Extracted records:
• • • • • • •

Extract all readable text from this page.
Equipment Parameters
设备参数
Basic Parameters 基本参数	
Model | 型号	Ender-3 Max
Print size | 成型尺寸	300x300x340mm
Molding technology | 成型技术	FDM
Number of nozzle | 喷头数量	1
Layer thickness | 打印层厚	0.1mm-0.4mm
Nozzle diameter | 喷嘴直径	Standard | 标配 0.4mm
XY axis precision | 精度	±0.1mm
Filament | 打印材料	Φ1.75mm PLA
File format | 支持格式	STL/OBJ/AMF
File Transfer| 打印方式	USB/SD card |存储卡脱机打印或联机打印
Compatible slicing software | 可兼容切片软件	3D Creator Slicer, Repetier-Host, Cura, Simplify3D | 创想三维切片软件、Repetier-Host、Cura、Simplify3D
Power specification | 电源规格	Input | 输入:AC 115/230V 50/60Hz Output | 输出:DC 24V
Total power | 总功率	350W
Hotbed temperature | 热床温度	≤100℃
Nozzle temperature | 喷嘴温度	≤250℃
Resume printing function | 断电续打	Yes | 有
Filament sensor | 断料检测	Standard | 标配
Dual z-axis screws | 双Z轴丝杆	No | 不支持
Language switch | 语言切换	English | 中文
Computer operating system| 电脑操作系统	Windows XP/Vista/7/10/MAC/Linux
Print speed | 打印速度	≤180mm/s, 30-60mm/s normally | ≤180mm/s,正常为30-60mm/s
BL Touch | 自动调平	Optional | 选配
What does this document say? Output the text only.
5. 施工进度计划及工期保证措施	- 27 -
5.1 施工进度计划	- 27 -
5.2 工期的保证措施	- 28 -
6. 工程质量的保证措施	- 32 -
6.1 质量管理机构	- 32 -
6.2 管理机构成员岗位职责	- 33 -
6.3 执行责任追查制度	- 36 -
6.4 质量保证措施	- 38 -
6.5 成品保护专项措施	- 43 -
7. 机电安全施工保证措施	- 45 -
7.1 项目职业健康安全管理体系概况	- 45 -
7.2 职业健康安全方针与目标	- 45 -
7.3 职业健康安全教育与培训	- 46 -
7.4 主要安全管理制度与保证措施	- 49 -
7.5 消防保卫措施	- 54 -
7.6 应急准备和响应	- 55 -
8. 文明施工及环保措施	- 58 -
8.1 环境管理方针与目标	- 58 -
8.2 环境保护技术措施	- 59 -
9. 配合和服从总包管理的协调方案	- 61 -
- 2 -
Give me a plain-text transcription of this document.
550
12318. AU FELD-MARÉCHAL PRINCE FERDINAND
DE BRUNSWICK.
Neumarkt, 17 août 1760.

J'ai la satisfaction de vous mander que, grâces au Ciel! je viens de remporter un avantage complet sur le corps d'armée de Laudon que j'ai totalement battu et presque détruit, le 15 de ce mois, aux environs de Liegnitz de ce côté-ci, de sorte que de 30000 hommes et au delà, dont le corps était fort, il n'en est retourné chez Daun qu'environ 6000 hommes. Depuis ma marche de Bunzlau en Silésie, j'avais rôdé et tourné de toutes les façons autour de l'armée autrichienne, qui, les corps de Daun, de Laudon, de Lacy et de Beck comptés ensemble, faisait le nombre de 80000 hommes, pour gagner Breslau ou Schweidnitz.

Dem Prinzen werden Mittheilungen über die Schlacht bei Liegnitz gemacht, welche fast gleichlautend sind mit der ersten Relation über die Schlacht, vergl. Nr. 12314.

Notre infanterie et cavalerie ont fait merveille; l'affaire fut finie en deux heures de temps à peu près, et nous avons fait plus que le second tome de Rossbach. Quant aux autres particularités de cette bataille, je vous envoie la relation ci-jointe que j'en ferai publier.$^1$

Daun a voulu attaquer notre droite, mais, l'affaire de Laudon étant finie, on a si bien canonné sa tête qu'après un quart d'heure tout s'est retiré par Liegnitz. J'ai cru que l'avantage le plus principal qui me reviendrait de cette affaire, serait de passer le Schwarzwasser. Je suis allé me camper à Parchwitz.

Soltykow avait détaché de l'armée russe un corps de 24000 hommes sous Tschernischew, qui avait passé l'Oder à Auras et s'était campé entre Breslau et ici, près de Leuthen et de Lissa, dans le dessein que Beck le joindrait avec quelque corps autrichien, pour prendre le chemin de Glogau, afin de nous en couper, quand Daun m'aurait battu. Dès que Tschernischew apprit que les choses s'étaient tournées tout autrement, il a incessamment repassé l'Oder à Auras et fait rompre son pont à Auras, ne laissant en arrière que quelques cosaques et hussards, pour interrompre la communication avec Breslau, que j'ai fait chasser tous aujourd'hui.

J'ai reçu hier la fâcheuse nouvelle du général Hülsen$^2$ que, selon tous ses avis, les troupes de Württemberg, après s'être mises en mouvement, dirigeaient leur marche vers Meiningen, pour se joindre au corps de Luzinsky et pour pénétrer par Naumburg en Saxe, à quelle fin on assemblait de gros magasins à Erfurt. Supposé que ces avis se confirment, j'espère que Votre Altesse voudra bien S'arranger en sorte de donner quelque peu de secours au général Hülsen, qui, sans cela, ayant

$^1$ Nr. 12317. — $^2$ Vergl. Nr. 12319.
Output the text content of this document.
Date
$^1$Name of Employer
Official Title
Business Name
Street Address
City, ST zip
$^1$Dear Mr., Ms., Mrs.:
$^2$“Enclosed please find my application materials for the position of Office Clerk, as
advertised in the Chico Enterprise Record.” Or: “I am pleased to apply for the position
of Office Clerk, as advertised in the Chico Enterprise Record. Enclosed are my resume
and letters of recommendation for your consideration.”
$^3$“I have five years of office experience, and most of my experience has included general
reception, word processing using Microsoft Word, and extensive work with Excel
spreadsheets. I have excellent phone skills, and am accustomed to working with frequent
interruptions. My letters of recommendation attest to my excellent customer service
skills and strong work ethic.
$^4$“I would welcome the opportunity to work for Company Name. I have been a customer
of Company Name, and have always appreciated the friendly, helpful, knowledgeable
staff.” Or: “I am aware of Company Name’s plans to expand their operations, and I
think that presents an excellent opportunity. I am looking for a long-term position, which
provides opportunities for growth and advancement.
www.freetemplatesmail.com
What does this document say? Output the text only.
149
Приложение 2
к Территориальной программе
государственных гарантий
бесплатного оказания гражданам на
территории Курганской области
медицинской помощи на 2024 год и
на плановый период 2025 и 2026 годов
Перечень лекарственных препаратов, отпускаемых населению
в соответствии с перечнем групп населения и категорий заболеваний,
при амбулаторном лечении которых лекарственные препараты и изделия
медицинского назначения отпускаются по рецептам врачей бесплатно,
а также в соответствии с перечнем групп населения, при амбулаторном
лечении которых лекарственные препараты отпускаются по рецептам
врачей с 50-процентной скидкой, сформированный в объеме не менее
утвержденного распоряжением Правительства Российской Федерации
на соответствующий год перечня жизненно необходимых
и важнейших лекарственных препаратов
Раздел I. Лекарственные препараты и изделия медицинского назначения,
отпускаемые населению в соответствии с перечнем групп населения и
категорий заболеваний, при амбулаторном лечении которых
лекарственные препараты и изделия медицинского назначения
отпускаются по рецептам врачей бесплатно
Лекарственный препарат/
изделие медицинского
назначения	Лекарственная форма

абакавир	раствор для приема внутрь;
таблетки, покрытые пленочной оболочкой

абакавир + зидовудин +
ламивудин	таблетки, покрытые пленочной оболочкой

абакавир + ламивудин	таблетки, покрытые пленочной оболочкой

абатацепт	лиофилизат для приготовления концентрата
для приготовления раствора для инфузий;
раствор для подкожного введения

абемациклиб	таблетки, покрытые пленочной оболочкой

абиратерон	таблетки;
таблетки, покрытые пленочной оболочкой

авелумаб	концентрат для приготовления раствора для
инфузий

• • • • • • •

Problem to solve - Going through the lines above one by one, tally those with the word "абакавир" and give only the total.

The result - 3